All of the lines below are to be transcribed faithfully, with pictures excluded from the copy.
* * * *
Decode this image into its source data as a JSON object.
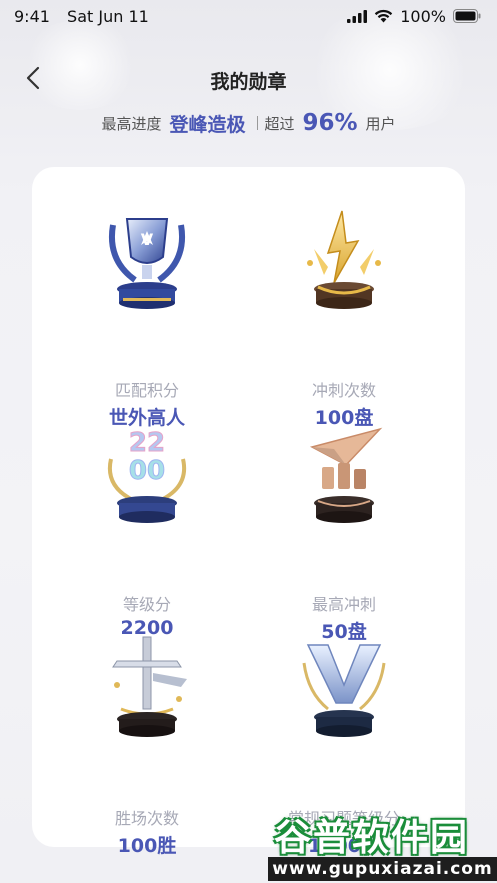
{
  "status_bar": {
    "time": "9:41",
    "date": "Sat Jun 11",
    "battery": "100%"
  },
  "header": {
    "title": "我的勋章",
    "back_icon": "chevron-left-icon"
  },
  "progress": {
    "label": "最高进度",
    "level": "登峰造极",
    "exceed_label": "超过",
    "percent": "96%",
    "users_label": "用户"
  },
  "badges": [
    {
      "name": "匹配积分",
      "value": "世外高人",
      "icon": "silver-trophy-icon"
    },
    {
      "name": "冲刺次数",
      "value": "100盘",
      "icon": "gold-lightning-icon"
    },
    {
      "name": "等级分",
      "value": "2200",
      "icon": "number-2200-laurel-icon"
    },
    {
      "name": "最高冲刺",
      "value": "50盘",
      "icon": "paper-plane-icon"
    },
    {
      "name": "胜场次数",
      "value": "100胜",
      "icon": "sword-icon"
    },
    {
      "name": "常规习题等级分",
      "value": "1500分",
      "icon": "silver-v-wings-icon"
    }
  ],
  "watermark": {
    "text": "谷普软件园",
    "url": "www.gupuxiazai.com"
  },
  "colors": {
    "accent": "#4a57b5",
    "muted": "#a7a9b6",
    "card_bg": "#ffffff",
    "page_bg": "#f2f2f5"
  }
}
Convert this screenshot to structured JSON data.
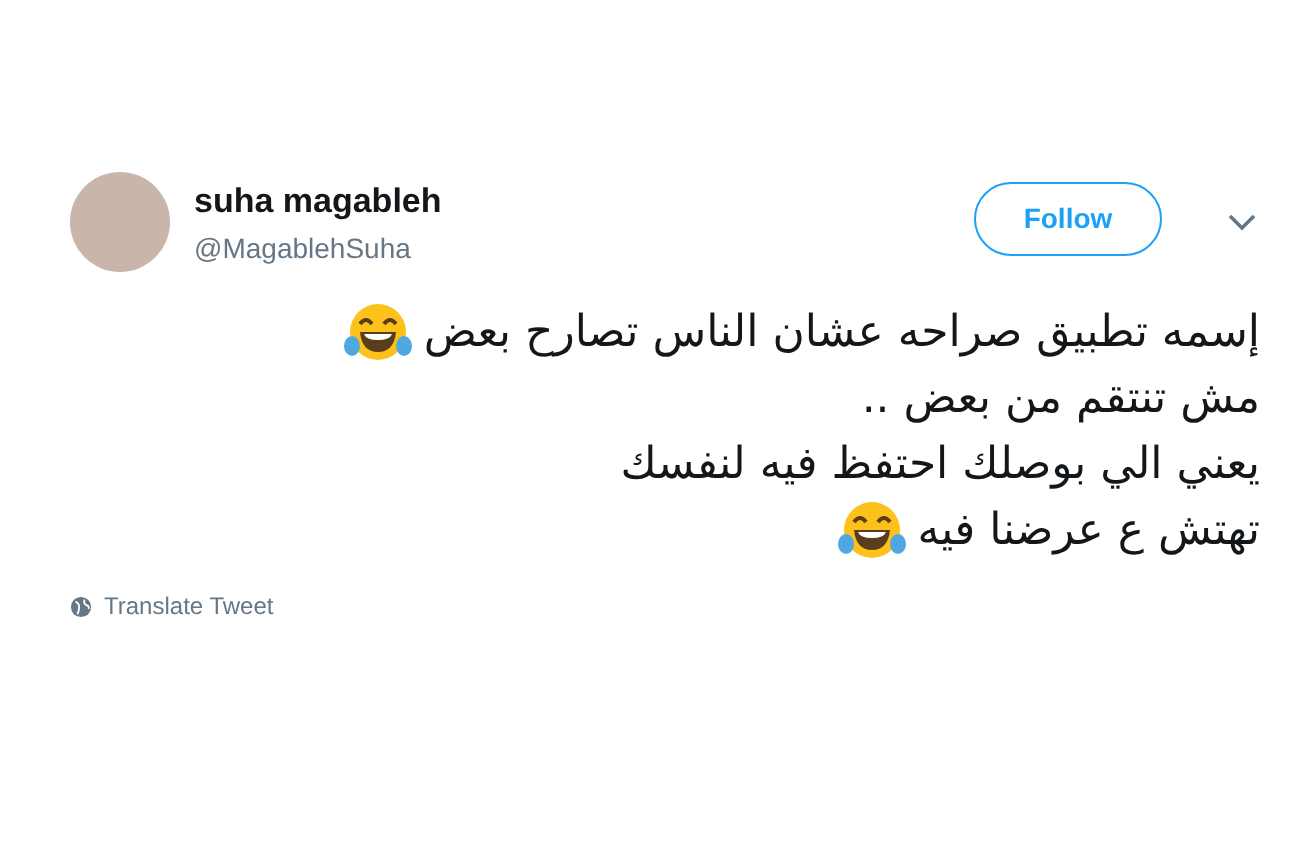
{
  "author": {
    "name": "suha magableh",
    "handle": "@MagablehSuha"
  },
  "follow_button": {
    "label": "Follow"
  },
  "tweet_lines": [
    {
      "text": "إسمه تطبيق صراحه عشان الناس تصارح بعض",
      "trailing_emoji": true
    },
    {
      "text": "مش تنتقم من بعض ..",
      "trailing_emoji": false
    },
    {
      "text": "يعني الي بوصلك احتفظ فيه لنفسك",
      "trailing_emoji": false
    },
    {
      "text": "تهتش ع عرضنا فيه",
      "trailing_emoji": true
    }
  ],
  "translate_link": "Translate Tweet"
}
* * * *
__Result of the task__
Decode this image into its source data as a JSON object.
{
  "status_bar": {
    "time": "9:41",
    "date": "Sat Jun 11",
    "battery": "100%"
  },
  "header": {
    "title": "我的勋章",
    "back_icon": "chevron-left-icon"
  },
  "progress": {
    "label": "最高进度",
    "level": "登峰造极",
    "exceed_label": "超过",
    "percent": "96%",
    "users_label": "用户"
  },
  "badges": [
    {
      "name": "匹配积分",
      "value": "世外高人",
      "icon": "silver-trophy-icon"
    },
    {
      "name": "冲刺次数",
      "value": "100盘",
      "icon": "gold-lightning-icon"
    },
    {
      "name": "等级分",
      "value": "2200",
      "icon": "number-2200-laurel-icon"
    },
    {
      "name": "最高冲刺",
      "value": "50盘",
      "icon": "paper-plane-icon"
    },
    {
      "name": "胜场次数",
      "value": "100胜",
      "icon": "sword-icon"
    },
    {
      "name": "常规习题等级分",
      "value": "1500分",
      "icon": "silver-v-wings-icon"
    }
  ],
  "watermark": {
    "text": "谷普软件园",
    "url": "www.gupuxiazai.com"
  },
  "colors": {
    "accent": "#4a57b5",
    "muted": "#a7a9b6",
    "card_bg": "#ffffff",
    "page_bg": "#f2f2f5"
  }
}
Convert this screenshot to structured JSON data.
{
  "author": {
    "name": "suha magableh",
    "handle": "@MagablehSuha"
  },
  "follow_button": {
    "label": "Follow"
  },
  "tweet_lines": [
    {
      "text": "إسمه تطبيق صراحه عشان الناس تصارح بعض",
      "trailing_emoji": true
    },
    {
      "text": "مش تنتقم من بعض ..",
      "trailing_emoji": false
    },
    {
      "text": "يعني الي بوصلك احتفظ فيه لنفسك",
      "trailing_emoji": false
    },
    {
      "text": "تهتش ع عرضنا فيه",
      "trailing_emoji": true
    }
  ],
  "translate_link": "Translate Tweet"
}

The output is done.